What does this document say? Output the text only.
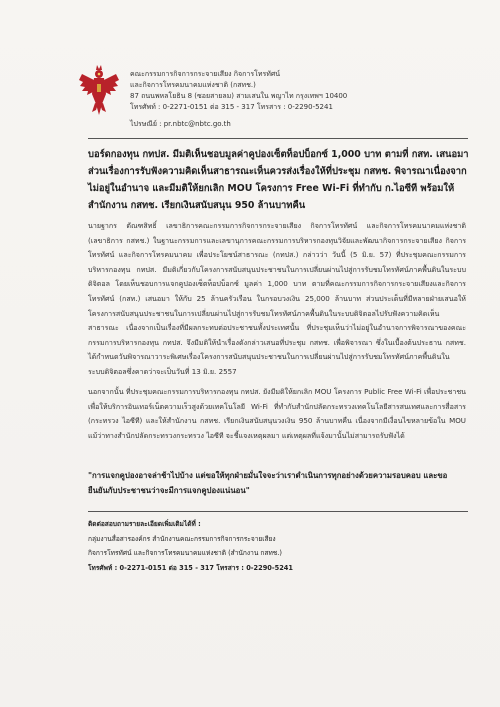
คณะกรรมการกิจการกระจายเสียง กิจการโทรทัศน์
และกิจการโทรคมนาคมแห่งชาติ (กสทช.)
87 ถนนพหลโยธิน 8 (ซอยสายลม) สามเสนใน พญาไท กรุงเทพฯ 10400
โทรศัพท์ : 0-2271-0151 ต่อ 315 - 317 โทรสาร : 0-2290-5241
ไปรษณีย์ : pr.nbtc@nbtc.go.th
บอร์ดกองทุน กทปส. มีมติเห็นชอบมูลค่าคูปองเซ็ตท็อปบ็อกซ์ 1,000 บาท ตามที่ กสท. เสนอมา ส่วนเรื่องการรับฟังความคิดเห็นสาธารณะเห็นควรส่งเรื่องให้ที่ประชุม กสทช. พิจารณาเนื่องจากไม่อยู่ในอำนาจ และมีมติให้ยกเลิก MOU โครงการ Free Wi-Fi ที่ทำกับ ก.ไอซีที พร้อมให้สำนักงาน กสทช. เรียกเงินสนับสนุน 950 ล้านบาทคืน
นายฐากร ตัณฑสิทธิ์ เลขาธิการคณะกรรมการกิจการกระจายเสียง กิจการโทรทัศน์ และกิจการโทรคมนาคมแห่งชาติ (เลขาธิการ กสทช.) ในฐานะกรรมการและเลขานุการคณะกรรมการบริหารกองทุนวิจัยและพัฒนากิจการกระจายเสียง กิจการโทรทัศน์ และกิจการโทรคมนาคม เพื่อประโยชน์สาธารณะ (กทปส.) กล่าวว่า วันนี้ (5 มิ.ย. 57) ที่ประชุมคณะกรรมการบริหารกองทุน กทปส. มีมติเกี่ยวกับโครงการสนับสนุนประชาชนในการเปลี่ยนผ่านไปสู่การรับชมโทรทัศน์ภาคพื้นดินในระบบดิจิตอล โดยเห็นชอบการแจกคูปองเซ็ตท็อปบ็อกซ์ มูลค่า 1,000 บาท ตามที่คณะกรรมการกิจการกระจายเสียงและกิจการโทรทัศน์ (กสท.) เสนอมา ให้กับ 25 ล้านครัวเรือน ในกรอบวงเงิน 25,000 ล้านบาท ส่วนประเด็นที่มีหลายฝ่ายเสนอให้โครงการสนับสนุนประชาชนในการเปลี่ยนผ่านไปสู่การรับชมโทรทัศน์ภาคพื้นดินในระบบดิจิตอลไปรับฟังความคิดเห็นสาธารณะ เนื่องจากเป็นเรื่องที่มีผลกระทบต่อประชาชนทั้งประเทศนั้น ที่ประชุมเห็นว่าไม่อยู่ในอำนาจการพิจารณาของคณะกรรมการบริหารกองทุน กทปส. จึงมีมติให้นำเรื่องดังกล่าวเสนอที่ประชุม กสทช. เพื่อพิจารณา ซึ่งในเบื้องต้นประธาน กสทช. ได้กำหนดวันพิจารณาวาระพิเศษเรื่องโครงการสนับสนุนประชาชนในการเปลี่ยนผ่านไปสู่การรับชมโทรทัศน์ภาคพื้นดินในระบบดิจิตอลซึ่งคาดว่าจะเป็นวันที่ 13 มิ.ย. 2557
นอกจากนั้น ที่ประชุมคณะกรรมการบริหารกองทุน กทปส. ยังมีมติให้ยกเลิก MOU โครงการ Public Free Wi-Fi เพื่อประชาชน เพื่อให้บริการอินเทอร์เน็ตความเร็วสูงด้วยเทคโนโลยี Wi-Fi ที่ทำกับสำนักปลัดกระทรวงเทคโนโลยีสารสนเทศและการสื่อสาร (กระทรวง ไอซีที) และให้สำนักงาน กสทช. เรียกเงินสนับสนุนวงเงิน 950 ล้านบาทคืน เนื่องจากมีเงื่อนไขหลายข้อใน MOU แม้ว่าทางสำนักปลัดกระทรวงกระทรวง ไอซีที จะชี้แจงเหตุผลมา แต่เหตุผลที่แจ้งมานั้นไม่สามารถรับฟังได้
"การแจกคูปองอาจล่าช้าไปบ้าง แต่ขอให้ทุกฝ่ายมั่นใจจะว่าเราดำเนินการทุกอย่างด้วยความรอบคอบ และขอยืนยันกับประชาชนว่าจะมีการแจกคูปองแน่นอน"
ติดต่อสอบถามรายละเอียดเพิ่มเติมได้ที่ :
กลุ่มงานสื่อสารองค์กร สำนักงานคณะกรรมการกิจการกระจายเสียง
กิจการโทรทัศน์ และกิจการโทรคมนาคมแห่งชาติ (สำนักงาน กสทช.)
โทรศัพท์ : 0-2271-0151 ต่อ 315 - 317 โทรสาร : 0-2290-5241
..........
**What to produce**
Pictures stay out; reproduce every line of the records exactly.

**Solution to this task**
What does this document say? Output the text only.
คณะกรรมการกิจการกระจายเสียง กิจการโทรทัศน์
และกิจการโทรคมนาคมแห่งชาติ (กสทช.)
87 ถนนพหลโยธิน 8 (ซอยสายลม) สามเสนใน พญาไท กรุงเทพฯ 10400
โทรศัพท์ : 0-2271-0151 ต่อ 315 - 317 โทรสาร : 0-2290-5241
ไปรษณีย์ : pr.nbtc@nbtc.go.th
บอร์ดกองทุน กทปส. มีมติเห็นชอบมูลค่าคูปองเซ็ตท็อปบ็อกซ์ 1,000 บาท ตามที่ กสท. เสนอมา ส่วนเรื่องการรับฟังความคิดเห็นสาธารณะเห็นควรส่งเรื่องให้ที่ประชุม กสทช. พิจารณาเนื่องจากไม่อยู่ในอำนาจ และมีมติให้ยกเลิก MOU โครงการ Free Wi-Fi ที่ทำกับ ก.ไอซีที พร้อมให้สำนักงาน กสทช. เรียกเงินสนับสนุน 950 ล้านบาทคืน
นายฐากร ตัณฑสิทธิ์ เลขาธิการคณะกรรมการกิจการกระจายเสียง กิจการโทรทัศน์ และกิจการโทรคมนาคมแห่งชาติ (เลขาธิการ กสทช.) ในฐานะกรรมการและเลขานุการคณะกรรมการบริหารกองทุนวิจัยและพัฒนากิจการกระจายเสียง กิจการโทรทัศน์ และกิจการโทรคมนาคม เพื่อประโยชน์สาธารณะ (กทปส.) กล่าวว่า วันนี้ (5 มิ.ย. 57) ที่ประชุมคณะกรรมการบริหารกองทุน กทปส. มีมติเกี่ยวกับโครงการสนับสนุนประชาชนในการเปลี่ยนผ่านไปสู่การรับชมโทรทัศน์ภาคพื้นดินในระบบดิจิตอล โดยเห็นชอบการแจกคูปองเซ็ตท็อปบ็อกซ์ มูลค่า 1,000 บาท ตามที่คณะกรรมการกิจการกระจายเสียงและกิจการโทรทัศน์ (กสท.) เสนอมา ให้กับ 25 ล้านครัวเรือน ในกรอบวงเงิน 25,000 ล้านบาท ส่วนประเด็นที่มีหลายฝ่ายเสนอให้โครงการสนับสนุนประชาชนในการเปลี่ยนผ่านไปสู่การรับชมโทรทัศน์ภาคพื้นดินในระบบดิจิตอลไปรับฟังความคิดเห็นสาธารณะ เนื่องจากเป็นเรื่องที่มีผลกระทบต่อประชาชนทั้งประเทศนั้น ที่ประชุมเห็นว่าไม่อยู่ในอำนาจการพิจารณาของคณะกรรมการบริหารกองทุน กทปส. จึงมีมติให้นำเรื่องดังกล่าวเสนอที่ประชุม กสทช. เพื่อพิจารณา ซึ่งในเบื้องต้นประธาน กสทช. ได้กำหนดวันพิจารณาวาระพิเศษเรื่องโครงการสนับสนุนประชาชนในการเปลี่ยนผ่านไปสู่การรับชมโทรทัศน์ภาคพื้นดินในระบบดิจิตอลซึ่งคาดว่าจะเป็นวันที่ 13 มิ.ย. 2557
นอกจากนั้น ที่ประชุมคณะกรรมการบริหารกองทุน กทปส. ยังมีมติให้ยกเลิก MOU โครงการ Public Free Wi-Fi เพื่อประชาชน เพื่อให้บริการอินเทอร์เน็ตความเร็วสูงด้วยเทคโนโลยี Wi-Fi ที่ทำกับสำนักปลัดกระทรวงเทคโนโลยีสารสนเทศและการสื่อสาร (กระทรวง ไอซีที) และให้สำนักงาน กสทช. เรียกเงินสนับสนุนวงเงิน 950 ล้านบาทคืน เนื่องจากมีเงื่อนไขหลายข้อใน MOU แม้ว่าทางสำนักปลัดกระทรวงกระทรวง ไอซีที จะชี้แจงเหตุผลมา แต่เหตุผลที่แจ้งมานั้นไม่สามารถรับฟังได้
"การแจกคูปองอาจล่าช้าไปบ้าง แต่ขอให้ทุกฝ่ายมั่นใจจะว่าเราดำเนินการทุกอย่างด้วยความรอบคอบ และขอยืนยันกับประชาชนว่าจะมีการแจกคูปองแน่นอน"
ติดต่อสอบถามรายละเอียดเพิ่มเติมได้ที่ :
กลุ่มงานสื่อสารองค์กร สำนักงานคณะกรรมการกิจการกระจายเสียง
กิจการโทรทัศน์ และกิจการโทรคมนาคมแห่งชาติ (สำนักงาน กสทช.)
โทรศัพท์ : 0-2271-0151 ต่อ 315 - 317 โทรสาร : 0-2290-5241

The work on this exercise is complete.